● **Your task**
Exclude the pictures and retype the entries as written.

(Data entries)
━━━━

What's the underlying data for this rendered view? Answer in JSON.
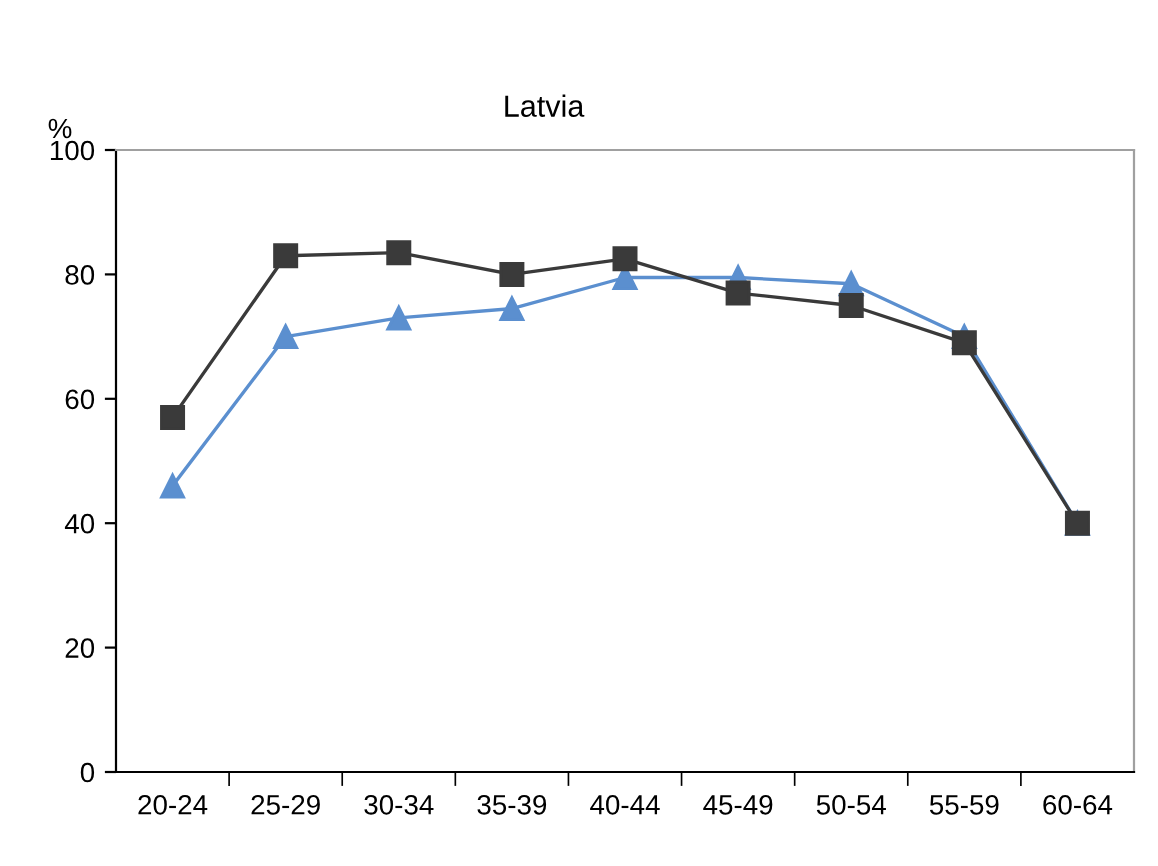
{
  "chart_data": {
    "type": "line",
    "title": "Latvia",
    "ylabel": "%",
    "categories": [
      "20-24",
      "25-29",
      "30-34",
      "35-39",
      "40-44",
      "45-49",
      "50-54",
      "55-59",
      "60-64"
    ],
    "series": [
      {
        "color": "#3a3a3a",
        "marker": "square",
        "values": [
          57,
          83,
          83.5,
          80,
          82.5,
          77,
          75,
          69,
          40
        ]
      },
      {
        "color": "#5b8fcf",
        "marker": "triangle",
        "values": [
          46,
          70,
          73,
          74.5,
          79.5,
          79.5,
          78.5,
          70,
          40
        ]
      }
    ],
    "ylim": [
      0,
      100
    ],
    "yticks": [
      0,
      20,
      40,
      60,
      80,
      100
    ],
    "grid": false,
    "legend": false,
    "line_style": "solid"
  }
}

━━━━

● **Response to the task**
What's the underlying data for this rendered view? Answer in JSON.
{
  "chart_data": {
    "type": "line",
    "title": "Latvia",
    "ylabel": "%",
    "categories": [
      "20-24",
      "25-29",
      "30-34",
      "35-39",
      "40-44",
      "45-49",
      "50-54",
      "55-59",
      "60-64"
    ],
    "series": [
      {
        "color": "#3a3a3a",
        "marker": "square",
        "values": [
          57,
          83,
          83.5,
          80,
          82.5,
          77,
          75,
          69,
          40
        ]
      },
      {
        "color": "#5b8fcf",
        "marker": "triangle",
        "values": [
          46,
          70,
          73,
          74.5,
          79.5,
          79.5,
          78.5,
          70,
          40
        ]
      }
    ],
    "ylim": [
      0,
      100
    ],
    "yticks": [
      0,
      20,
      40,
      60,
      80,
      100
    ],
    "grid": false,
    "legend": false,
    "line_style": "solid"
  }
}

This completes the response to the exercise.